* _Challenge_:
Write out each line beneath this one exactly as it reads.

* _Dataset rows about figures_:
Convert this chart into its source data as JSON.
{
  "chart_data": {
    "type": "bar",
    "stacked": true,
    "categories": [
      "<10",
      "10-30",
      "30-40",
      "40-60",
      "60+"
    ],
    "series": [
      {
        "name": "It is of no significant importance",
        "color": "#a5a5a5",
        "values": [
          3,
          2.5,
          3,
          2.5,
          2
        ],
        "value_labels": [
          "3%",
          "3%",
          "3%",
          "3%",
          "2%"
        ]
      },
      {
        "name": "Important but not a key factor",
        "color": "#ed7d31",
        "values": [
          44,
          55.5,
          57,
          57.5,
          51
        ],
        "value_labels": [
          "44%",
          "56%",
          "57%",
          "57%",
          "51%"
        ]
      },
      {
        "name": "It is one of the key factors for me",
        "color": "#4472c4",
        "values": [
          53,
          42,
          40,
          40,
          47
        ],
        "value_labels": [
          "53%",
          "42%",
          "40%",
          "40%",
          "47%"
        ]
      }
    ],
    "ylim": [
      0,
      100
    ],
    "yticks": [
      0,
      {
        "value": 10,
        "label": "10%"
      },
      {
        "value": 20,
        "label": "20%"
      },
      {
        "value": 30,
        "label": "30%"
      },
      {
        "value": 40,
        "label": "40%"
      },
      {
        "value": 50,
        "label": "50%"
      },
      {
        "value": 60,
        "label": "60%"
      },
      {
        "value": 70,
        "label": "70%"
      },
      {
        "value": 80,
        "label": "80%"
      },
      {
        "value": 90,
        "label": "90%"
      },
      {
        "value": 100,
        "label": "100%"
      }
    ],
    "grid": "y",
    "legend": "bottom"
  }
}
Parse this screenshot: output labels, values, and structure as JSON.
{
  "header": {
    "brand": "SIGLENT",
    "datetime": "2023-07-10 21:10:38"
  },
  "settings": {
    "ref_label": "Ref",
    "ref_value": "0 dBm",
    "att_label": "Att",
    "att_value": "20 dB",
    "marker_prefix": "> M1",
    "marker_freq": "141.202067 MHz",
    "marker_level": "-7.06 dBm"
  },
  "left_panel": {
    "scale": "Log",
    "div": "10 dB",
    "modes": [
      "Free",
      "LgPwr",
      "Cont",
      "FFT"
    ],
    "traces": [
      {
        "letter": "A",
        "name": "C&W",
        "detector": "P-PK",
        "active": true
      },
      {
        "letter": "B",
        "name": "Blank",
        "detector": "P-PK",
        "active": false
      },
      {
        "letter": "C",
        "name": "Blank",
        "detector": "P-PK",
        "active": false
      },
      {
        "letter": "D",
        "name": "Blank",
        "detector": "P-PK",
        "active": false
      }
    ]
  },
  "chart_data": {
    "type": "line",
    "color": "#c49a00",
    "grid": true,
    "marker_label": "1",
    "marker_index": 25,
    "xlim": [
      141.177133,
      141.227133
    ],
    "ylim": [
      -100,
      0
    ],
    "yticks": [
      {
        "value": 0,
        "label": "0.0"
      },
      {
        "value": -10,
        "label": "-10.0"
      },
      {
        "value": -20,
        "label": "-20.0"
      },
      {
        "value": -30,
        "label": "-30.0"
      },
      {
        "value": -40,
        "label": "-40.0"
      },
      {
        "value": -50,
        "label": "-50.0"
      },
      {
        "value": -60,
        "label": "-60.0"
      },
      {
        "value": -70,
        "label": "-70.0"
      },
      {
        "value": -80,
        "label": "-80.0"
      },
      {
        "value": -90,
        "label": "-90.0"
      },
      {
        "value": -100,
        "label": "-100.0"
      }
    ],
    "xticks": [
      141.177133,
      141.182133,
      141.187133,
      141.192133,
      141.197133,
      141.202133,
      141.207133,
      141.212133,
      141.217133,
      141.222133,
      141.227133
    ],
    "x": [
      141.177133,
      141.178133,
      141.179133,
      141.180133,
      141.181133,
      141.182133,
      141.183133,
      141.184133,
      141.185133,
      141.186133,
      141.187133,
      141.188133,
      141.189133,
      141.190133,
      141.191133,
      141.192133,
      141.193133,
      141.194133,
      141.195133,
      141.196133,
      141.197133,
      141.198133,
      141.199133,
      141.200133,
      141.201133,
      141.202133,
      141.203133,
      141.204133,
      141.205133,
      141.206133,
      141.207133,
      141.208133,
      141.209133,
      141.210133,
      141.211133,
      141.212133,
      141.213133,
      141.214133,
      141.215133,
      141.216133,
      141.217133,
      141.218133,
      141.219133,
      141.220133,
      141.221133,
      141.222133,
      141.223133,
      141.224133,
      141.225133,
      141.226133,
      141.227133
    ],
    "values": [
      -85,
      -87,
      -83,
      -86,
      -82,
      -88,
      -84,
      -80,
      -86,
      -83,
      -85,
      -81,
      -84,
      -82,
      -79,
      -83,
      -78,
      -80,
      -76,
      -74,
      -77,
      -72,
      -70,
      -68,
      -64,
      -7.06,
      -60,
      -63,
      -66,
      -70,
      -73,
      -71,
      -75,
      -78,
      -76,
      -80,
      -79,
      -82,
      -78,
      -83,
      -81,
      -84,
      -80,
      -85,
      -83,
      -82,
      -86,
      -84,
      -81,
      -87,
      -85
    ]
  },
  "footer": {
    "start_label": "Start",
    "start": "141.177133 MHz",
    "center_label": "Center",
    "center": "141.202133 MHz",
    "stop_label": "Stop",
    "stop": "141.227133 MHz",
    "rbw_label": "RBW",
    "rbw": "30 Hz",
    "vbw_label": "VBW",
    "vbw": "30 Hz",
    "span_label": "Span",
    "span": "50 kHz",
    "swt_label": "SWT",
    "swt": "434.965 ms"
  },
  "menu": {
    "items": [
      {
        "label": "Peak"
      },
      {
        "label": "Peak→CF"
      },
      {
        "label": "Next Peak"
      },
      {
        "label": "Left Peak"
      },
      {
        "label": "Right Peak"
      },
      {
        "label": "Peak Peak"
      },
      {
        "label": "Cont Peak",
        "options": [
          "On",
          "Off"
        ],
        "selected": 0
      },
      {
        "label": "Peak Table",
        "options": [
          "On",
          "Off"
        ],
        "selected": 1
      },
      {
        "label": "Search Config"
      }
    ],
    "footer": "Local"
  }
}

* _Output for this task_:
Convert this chart into its source data as JSON.
{
  "chart_data": {
    "type": "bar",
    "stacked": true,
    "categories": [
      "<10",
      "10-30",
      "30-40",
      "40-60",
      "60+"
    ],
    "series": [
      {
        "name": "It is of no significant importance",
        "color": "#a5a5a5",
        "values": [
          3,
          2.5,
          3,
          2.5,
          2
        ],
        "value_labels": [
          "3%",
          "3%",
          "3%",
          "3%",
          "2%"
        ]
      },
      {
        "name": "Important but not a key factor",
        "color": "#ed7d31",
        "values": [
          44,
          55.5,
          57,
          57.5,
          51
        ],
        "value_labels": [
          "44%",
          "56%",
          "57%",
          "57%",
          "51%"
        ]
      },
      {
        "name": "It is one of the key factors for me",
        "color": "#4472c4",
        "values": [
          53,
          42,
          40,
          40,
          47
        ],
        "value_labels": [
          "53%",
          "42%",
          "40%",
          "40%",
          "47%"
        ]
      }
    ],
    "ylim": [
      0,
      100
    ],
    "yticks": [
      0,
      {
        "value": 10,
        "label": "10%"
      },
      {
        "value": 20,
        "label": "20%"
      },
      {
        "value": 30,
        "label": "30%"
      },
      {
        "value": 40,
        "label": "40%"
      },
      {
        "value": 50,
        "label": "50%"
      },
      {
        "value": 60,
        "label": "60%"
      },
      {
        "value": 70,
        "label": "70%"
      },
      {
        "value": 80,
        "label": "80%"
      },
      {
        "value": 90,
        "label": "90%"
      },
      {
        "value": 100,
        "label": "100%"
      }
    ],
    "grid": "y",
    "legend": "bottom"
  }
}
Parse this screenshot: output labels, values, and structure as JSON.
{
  "header": {
    "brand": "SIGLENT",
    "datetime": "2023-07-10 21:10:38"
  },
  "settings": {
    "ref_label": "Ref",
    "ref_value": "0 dBm",
    "att_label": "Att",
    "att_value": "20 dB",
    "marker_prefix": "> M1",
    "marker_freq": "141.202067 MHz",
    "marker_level": "-7.06 dBm"
  },
  "left_panel": {
    "scale": "Log",
    "div": "10 dB",
    "modes": [
      "Free",
      "LgPwr",
      "Cont",
      "FFT"
    ],
    "traces": [
      {
        "letter": "A",
        "name": "C&W",
        "detector": "P-PK",
        "active": true
      },
      {
        "letter": "B",
        "name": "Blank",
        "detector": "P-PK",
        "active": false
      },
      {
        "letter": "C",
        "name": "Blank",
        "detector": "P-PK",
        "active": false
      },
      {
        "letter": "D",
        "name": "Blank",
        "detector": "P-PK",
        "active": false
      }
    ]
  },
  "chart_data": {
    "type": "line",
    "color": "#c49a00",
    "grid": true,
    "marker_label": "1",
    "marker_index": 25,
    "xlim": [
      141.177133,
      141.227133
    ],
    "ylim": [
      -100,
      0
    ],
    "yticks": [
      {
        "value": 0,
        "label": "0.0"
      },
      {
        "value": -10,
        "label": "-10.0"
      },
      {
        "value": -20,
        "label": "-20.0"
      },
      {
        "value": -30,
        "label": "-30.0"
      },
      {
        "value": -40,
        "label": "-40.0"
      },
      {
        "value": -50,
        "label": "-50.0"
      },
      {
        "value": -60,
        "label": "-60.0"
      },
      {
        "value": -70,
        "label": "-70.0"
      },
      {
        "value": -80,
        "label": "-80.0"
      },
      {
        "value": -90,
        "label": "-90.0"
      },
      {
        "value": -100,
        "label": "-100.0"
      }
    ],
    "xticks": [
      141.177133,
      141.182133,
      141.187133,
      141.192133,
      141.197133,
      141.202133,
      141.207133,
      141.212133,
      141.217133,
      141.222133,
      141.227133
    ],
    "x": [
      141.177133,
      141.178133,
      141.179133,
      141.180133,
      141.181133,
      141.182133,
      141.183133,
      141.184133,
      141.185133,
      141.186133,
      141.187133,
      141.188133,
      141.189133,
      141.190133,
      141.191133,
      141.192133,
      141.193133,
      141.194133,
      141.195133,
      141.196133,
      141.197133,
      141.198133,
      141.199133,
      141.200133,
      141.201133,
      141.202133,
      141.203133,
      141.204133,
      141.205133,
      141.206133,
      141.207133,
      141.208133,
      141.209133,
      141.210133,
      141.211133,
      141.212133,
      141.213133,
      141.214133,
      141.215133,
      141.216133,
      141.217133,
      141.218133,
      141.219133,
      141.220133,
      141.221133,
      141.222133,
      141.223133,
      141.224133,
      141.225133,
      141.226133,
      141.227133
    ],
    "values": [
      -85,
      -87,
      -83,
      -86,
      -82,
      -88,
      -84,
      -80,
      -86,
      -83,
      -85,
      -81,
      -84,
      -82,
      -79,
      -83,
      -78,
      -80,
      -76,
      -74,
      -77,
      -72,
      -70,
      -68,
      -64,
      -7.06,
      -60,
      -63,
      -66,
      -70,
      -73,
      -71,
      -75,
      -78,
      -76,
      -80,
      -79,
      -82,
      -78,
      -83,
      -81,
      -84,
      -80,
      -85,
      -83,
      -82,
      -86,
      -84,
      -81,
      -87,
      -85
    ]
  },
  "footer": {
    "start_label": "Start",
    "start": "141.177133 MHz",
    "center_label": "Center",
    "center": "141.202133 MHz",
    "stop_label": "Stop",
    "stop": "141.227133 MHz",
    "rbw_label": "RBW",
    "rbw": "30 Hz",
    "vbw_label": "VBW",
    "vbw": "30 Hz",
    "span_label": "Span",
    "span": "50 kHz",
    "swt_label": "SWT",
    "swt": "434.965 ms"
  },
  "menu": {
    "items": [
      {
        "label": "Peak"
      },
      {
        "label": "Peak→CF"
      },
      {
        "label": "Next Peak"
      },
      {
        "label": "Left Peak"
      },
      {
        "label": "Right Peak"
      },
      {
        "label": "Peak Peak"
      },
      {
        "label": "Cont Peak",
        "options": [
          "On",
          "Off"
        ],
        "selected": 0
      },
      {
        "label": "Peak Table",
        "options": [
          "On",
          "Off"
        ],
        "selected": 1
      },
      {
        "label": "Search Config"
      }
    ],
    "footer": "Local"
  }
}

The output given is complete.